● **Written exercise**
Reproduce the complete listing without any deviation.

● **Record excerpts**
※ ※ ※

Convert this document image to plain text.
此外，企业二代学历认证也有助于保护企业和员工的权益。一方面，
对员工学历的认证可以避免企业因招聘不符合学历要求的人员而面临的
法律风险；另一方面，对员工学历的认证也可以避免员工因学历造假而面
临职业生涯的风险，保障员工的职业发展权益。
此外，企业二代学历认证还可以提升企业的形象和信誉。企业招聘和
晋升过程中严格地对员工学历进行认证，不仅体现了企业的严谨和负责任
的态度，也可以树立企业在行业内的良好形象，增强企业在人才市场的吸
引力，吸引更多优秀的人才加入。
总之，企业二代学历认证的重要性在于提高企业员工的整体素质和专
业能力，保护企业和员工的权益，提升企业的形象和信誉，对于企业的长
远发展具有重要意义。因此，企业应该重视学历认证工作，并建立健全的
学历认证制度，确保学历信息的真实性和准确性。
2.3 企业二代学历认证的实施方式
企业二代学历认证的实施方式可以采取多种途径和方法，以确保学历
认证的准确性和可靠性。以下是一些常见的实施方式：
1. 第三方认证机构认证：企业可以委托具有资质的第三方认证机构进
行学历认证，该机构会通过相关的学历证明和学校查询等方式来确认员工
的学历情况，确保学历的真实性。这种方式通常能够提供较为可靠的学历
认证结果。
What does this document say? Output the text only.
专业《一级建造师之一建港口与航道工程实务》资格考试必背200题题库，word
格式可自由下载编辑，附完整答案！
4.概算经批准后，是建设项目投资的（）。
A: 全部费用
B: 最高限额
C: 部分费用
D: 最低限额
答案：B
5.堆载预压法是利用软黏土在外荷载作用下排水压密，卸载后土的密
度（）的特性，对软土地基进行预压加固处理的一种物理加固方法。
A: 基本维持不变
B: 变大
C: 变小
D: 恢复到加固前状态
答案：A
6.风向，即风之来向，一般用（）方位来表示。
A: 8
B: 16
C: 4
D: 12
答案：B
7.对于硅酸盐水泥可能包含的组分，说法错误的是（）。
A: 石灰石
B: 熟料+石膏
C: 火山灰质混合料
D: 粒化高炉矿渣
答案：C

※ ※ ※

● **Solution for this exercise**
Convert this document image to plain text.
此外，企业二代学历认证也有助于保护企业和员工的权益。一方面，
对员工学历的认证可以避免企业因招聘不符合学历要求的人员而面临的
法律风险；另一方面，对员工学历的认证也可以避免员工因学历造假而面
临职业生涯的风险，保障员工的职业发展权益。
此外，企业二代学历认证还可以提升企业的形象和信誉。企业招聘和
晋升过程中严格地对员工学历进行认证，不仅体现了企业的严谨和负责任
的态度，也可以树立企业在行业内的良好形象，增强企业在人才市场的吸
引力，吸引更多优秀的人才加入。
总之，企业二代学历认证的重要性在于提高企业员工的整体素质和专
业能力，保护企业和员工的权益，提升企业的形象和信誉，对于企业的长
远发展具有重要意义。因此，企业应该重视学历认证工作，并建立健全的
学历认证制度，确保学历信息的真实性和准确性。
2.3 企业二代学历认证的实施方式
企业二代学历认证的实施方式可以采取多种途径和方法，以确保学历
认证的准确性和可靠性。以下是一些常见的实施方式：
1. 第三方认证机构认证：企业可以委托具有资质的第三方认证机构进
行学历认证，该机构会通过相关的学历证明和学校查询等方式来确认员工
的学历情况，确保学历的真实性。这种方式通常能够提供较为可靠的学历
认证结果。
What does this document say? Output the text only.
专业《一级建造师之一建港口与航道工程实务》资格考试必背200题题库，word
格式可自由下载编辑，附完整答案！
4.概算经批准后，是建设项目投资的（）。
A: 全部费用
B: 最高限额
C: 部分费用
D: 最低限额
答案：B
5.堆载预压法是利用软黏土在外荷载作用下排水压密，卸载后土的密
度（）的特性，对软土地基进行预压加固处理的一种物理加固方法。
A: 基本维持不变
B: 变大
C: 变小
D: 恢复到加固前状态
答案：A
6.风向，即风之来向，一般用（）方位来表示。
A: 8
B: 16
C: 4
D: 12
答案：B
7.对于硅酸盐水泥可能包含的组分，说法错误的是（）。
A: 石灰石
B: 熟料+石膏
C: 火山灰质混合料
D: 粒化高炉矿渣
答案：C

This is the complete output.